### WHAT NEEDS TO BE DONE
Give back each entry unchanged, minus pictures.

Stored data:
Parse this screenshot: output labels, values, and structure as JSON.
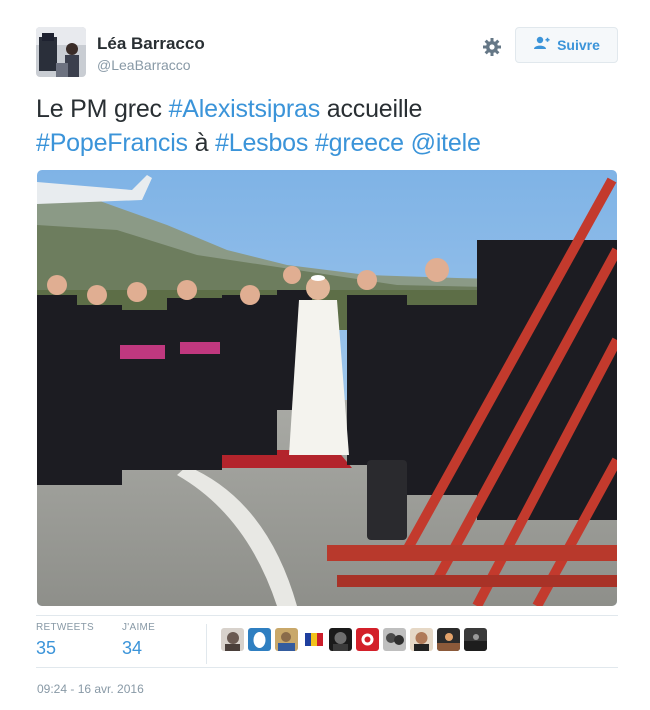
{
  "user": {
    "name": "Léa Barracco",
    "handle": "@LeaBarracco"
  },
  "actions": {
    "settings_icon": "gear-icon",
    "follow_icon": "add-user-icon",
    "follow_label": "Suivre"
  },
  "tweet": {
    "text_plain_1": "Le PM grec ",
    "hashtag_1": "#Alexistsipras",
    "text_plain_2": " accueille",
    "hashtag_2": "#PopeFrancis",
    "text_plain_3": " à ",
    "hashtag_3": "#Lesbos",
    "text_plain_4": " ",
    "hashtag_4": "#greece",
    "text_plain_5": " ",
    "mention_1": "@itele"
  },
  "stats": {
    "retweets_label": "RETWEETS",
    "retweets_count": "35",
    "likes_label": "J'AIME",
    "likes_count": "34"
  },
  "likers_count_shown": 10,
  "timestamp": "09:24 - 16 avr. 2016",
  "colors": {
    "link": "#3b94d9",
    "muted": "#8899a6",
    "text": "#292f33",
    "border": "#e1e8ed"
  }
}
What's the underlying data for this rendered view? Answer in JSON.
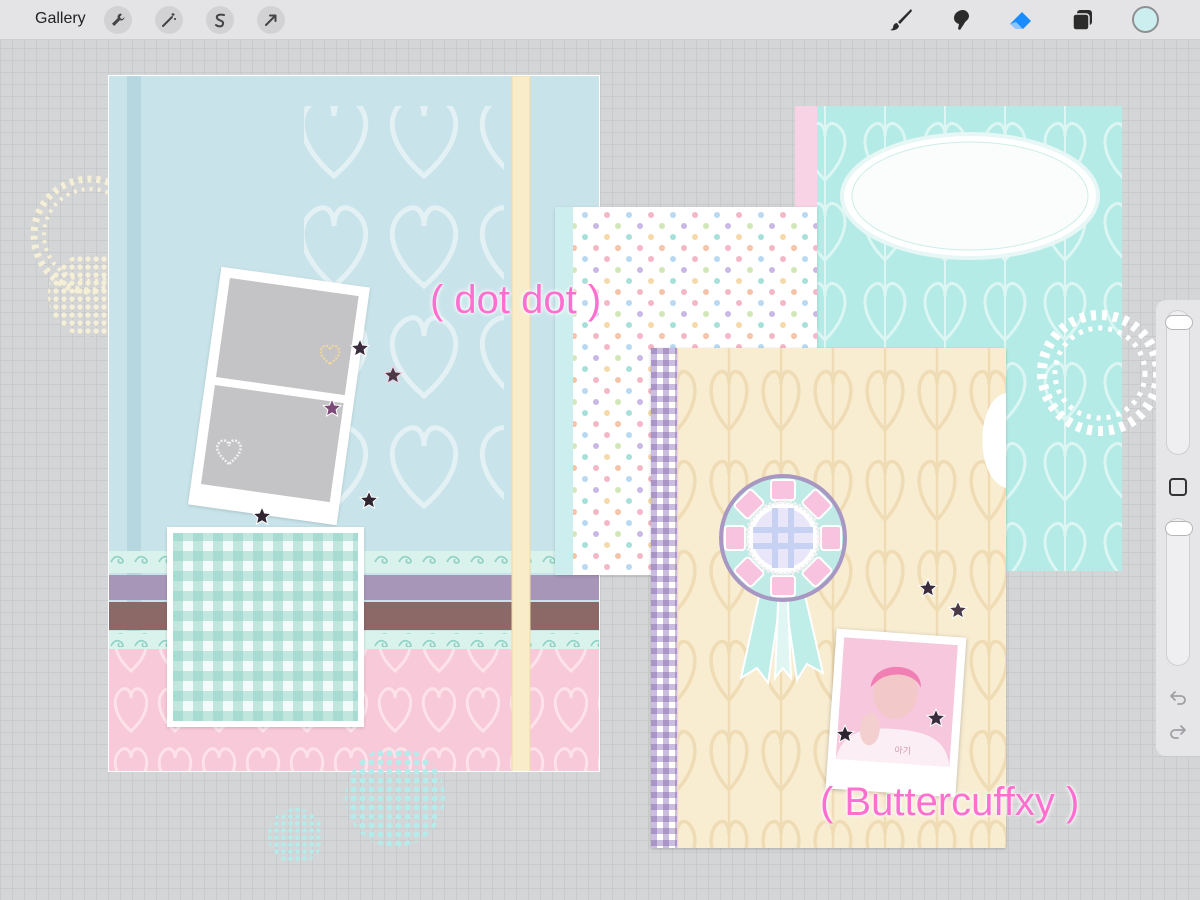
{
  "toolbar": {
    "gallery_label": "Gallery",
    "left_tools": [
      "wrench-icon",
      "magic-wand-icon",
      "selection-icon",
      "move-arrow-icon"
    ],
    "right_tools": [
      "brush-icon",
      "smudge-icon",
      "eraser-icon",
      "layers-icon"
    ],
    "active_tool": "eraser-icon",
    "current_color": "#cdeeee",
    "accent_color": "#1a8cff"
  },
  "canvas": {
    "text_dotdot": "( dot dot )",
    "text_credit": "( Buttercuffxy )",
    "text_color": "#ff6fcf",
    "photo_caption": "아기"
  },
  "colors": {
    "blue_page": "#c8e3ea",
    "pink_lace": "#f8c9d8",
    "mint_page": "#b5ebe6",
    "cream_page": "#f8ecd1",
    "purple_gingham": "#b7a6cc",
    "stripe_purple": "#a896b8",
    "stripe_brown": "#8c6967"
  }
}
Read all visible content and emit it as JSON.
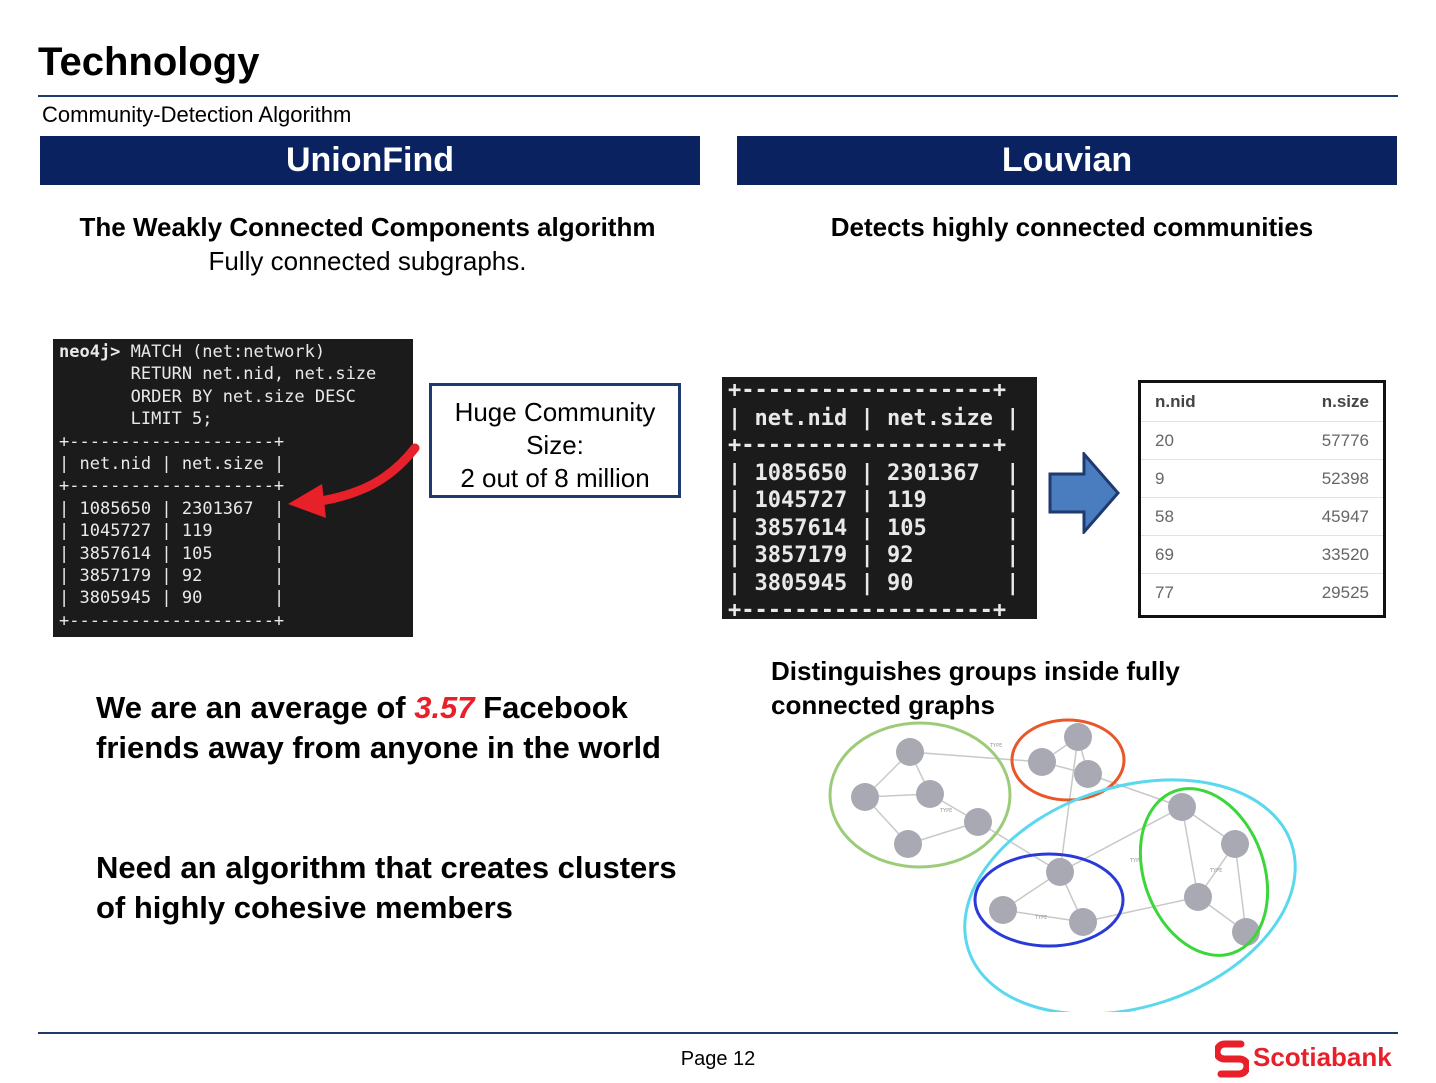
{
  "header": {
    "title": "Technology",
    "subtitle": "Community-Detection Algorithm"
  },
  "left": {
    "banner": "UnionFind",
    "heading": "The Weakly Connected Components algorithm",
    "subheading": "Fully connected subgraphs.",
    "terminal": {
      "prompt": "neo4j>",
      "query_lines": [
        " MATCH (net:network)",
        "       RETURN net.nid, net.size",
        "       ORDER BY net.size DESC",
        "       LIMIT 5;"
      ],
      "columns": [
        "net.nid",
        "net.size"
      ],
      "rows": [
        [
          "1085650",
          "2301367"
        ],
        [
          "1045727",
          "119"
        ],
        [
          "3857614",
          "105"
        ],
        [
          "3857179",
          "92"
        ],
        [
          "3805945",
          "90"
        ]
      ]
    },
    "callout": [
      "Huge Community",
      "Size:",
      "2 out of 8 million"
    ],
    "fact_prefix": "We are an average of ",
    "fact_value": "3.57",
    "fact_suffix_1": " Facebook",
    "fact_line_2": "friends away from anyone in the world",
    "need_line_1": "Need an algorithm that creates clusters",
    "need_line_2": "of highly cohesive members"
  },
  "right": {
    "banner": "Louvian",
    "heading": "Detects highly connected communities",
    "terminal": {
      "columns": [
        "net.nid",
        "net.size"
      ],
      "rows": [
        [
          "1085650",
          "2301367"
        ],
        [
          "1045727",
          "119"
        ],
        [
          "3857614",
          "105"
        ],
        [
          "3857179",
          "92"
        ],
        [
          "3805945",
          "90"
        ]
      ]
    },
    "result_table": {
      "columns": [
        "n.nid",
        "n.size"
      ],
      "rows": [
        [
          "20",
          "57776"
        ],
        [
          "9",
          "52398"
        ],
        [
          "58",
          "45947"
        ],
        [
          "69",
          "33520"
        ],
        [
          "77",
          "29525"
        ]
      ]
    },
    "caption_line_1": "Distinguishes groups inside fully",
    "caption_line_2": "connected graphs",
    "graph_edge_label": "TYPE"
  },
  "footer": {
    "page": "Page 12",
    "brand": "Scotiabank"
  },
  "colors": {
    "banner": "#0b2260",
    "accent_red": "#e8202a",
    "arrow_blue": "#4a7cc0",
    "cluster_green_light": "#9ccc7a",
    "cluster_orange": "#e8572a",
    "cluster_cyan": "#5ad8ee",
    "cluster_green": "#3ad63a",
    "cluster_blue": "#2a3ad6"
  }
}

### SOLUTION
Parse this screenshot: output labels, values, and structure as JSON.
{
  "user": {
    "name": "Léa Barracco",
    "handle": "@LeaBarracco"
  },
  "actions": {
    "settings_icon": "gear-icon",
    "follow_icon": "add-user-icon",
    "follow_label": "Suivre"
  },
  "tweet": {
    "text_plain_1": "Le PM grec ",
    "hashtag_1": "#Alexistsipras",
    "text_plain_2": " accueille",
    "hashtag_2": "#PopeFrancis",
    "text_plain_3": " à ",
    "hashtag_3": "#Lesbos",
    "text_plain_4": " ",
    "hashtag_4": "#greece",
    "text_plain_5": " ",
    "mention_1": "@itele"
  },
  "stats": {
    "retweets_label": "RETWEETS",
    "retweets_count": "35",
    "likes_label": "J'AIME",
    "likes_count": "34"
  },
  "likers_count_shown": 10,
  "timestamp": "09:24 - 16 avr. 2016",
  "colors": {
    "link": "#3b94d9",
    "muted": "#8899a6",
    "text": "#292f33",
    "border": "#e1e8ed"
  }
}
What's the underlying data for this rendered view? Answer in JSON.
{
  "toolbar": {
    "gallery_label": "Gallery",
    "left_tools": [
      "wrench-icon",
      "magic-wand-icon",
      "selection-icon",
      "move-arrow-icon"
    ],
    "right_tools": [
      "brush-icon",
      "smudge-icon",
      "eraser-icon",
      "layers-icon"
    ],
    "active_tool": "eraser-icon",
    "current_color": "#cdeeee",
    "accent_color": "#1a8cff"
  },
  "canvas": {
    "text_dotdot": "( dot dot )",
    "text_credit": "( Buttercuffxy )",
    "text_color": "#ff6fcf",
    "photo_caption": "아기"
  },
  "colors": {
    "blue_page": "#c8e3ea",
    "pink_lace": "#f8c9d8",
    "mint_page": "#b5ebe6",
    "cream_page": "#f8ecd1",
    "purple_gingham": "#b7a6cc",
    "stripe_purple": "#a896b8",
    "stripe_brown": "#8c6967"
  }
}
Read all visible content and emit it as JSON.
{
  "header": {
    "title": "Technology",
    "subtitle": "Community-Detection Algorithm"
  },
  "left": {
    "banner": "UnionFind",
    "heading": "The Weakly Connected Components algorithm",
    "subheading": "Fully connected subgraphs.",
    "terminal": {
      "prompt": "neo4j>",
      "query_lines": [
        " MATCH (net:network)",
        "       RETURN net.nid, net.size",
        "       ORDER BY net.size DESC",
        "       LIMIT 5;"
      ],
      "columns": [
        "net.nid",
        "net.size"
      ],
      "rows": [
        [
          "1085650",
          "2301367"
        ],
        [
          "1045727",
          "119"
        ],
        [
          "3857614",
          "105"
        ],
        [
          "3857179",
          "92"
        ],
        [
          "3805945",
          "90"
        ]
      ]
    },
    "callout": [
      "Huge Community",
      "Size:",
      "2 out of 8 million"
    ],
    "fact_prefix": "We are an average of ",
    "fact_value": "3.57",
    "fact_suffix_1": " Facebook",
    "fact_line_2": "friends away from anyone in the world",
    "need_line_1": "Need an algorithm that creates clusters",
    "need_line_2": "of highly cohesive members"
  },
  "right": {
    "banner": "Louvian",
    "heading": "Detects highly connected communities",
    "terminal": {
      "columns": [
        "net.nid",
        "net.size"
      ],
      "rows": [
        [
          "1085650",
          "2301367"
        ],
        [
          "1045727",
          "119"
        ],
        [
          "3857614",
          "105"
        ],
        [
          "3857179",
          "92"
        ],
        [
          "3805945",
          "90"
        ]
      ]
    },
    "result_table": {
      "columns": [
        "n.nid",
        "n.size"
      ],
      "rows": [
        [
          "20",
          "57776"
        ],
        [
          "9",
          "52398"
        ],
        [
          "58",
          "45947"
        ],
        [
          "69",
          "33520"
        ],
        [
          "77",
          "29525"
        ]
      ]
    },
    "caption_line_1": "Distinguishes groups inside fully",
    "caption_line_2": "connected graphs",
    "graph_edge_label": "TYPE"
  },
  "footer": {
    "page": "Page 12",
    "brand": "Scotiabank"
  },
  "colors": {
    "banner": "#0b2260",
    "accent_red": "#e8202a",
    "arrow_blue": "#4a7cc0",
    "cluster_green_light": "#9ccc7a",
    "cluster_orange": "#e8572a",
    "cluster_cyan": "#5ad8ee",
    "cluster_green": "#3ad63a",
    "cluster_blue": "#2a3ad6"
  }
}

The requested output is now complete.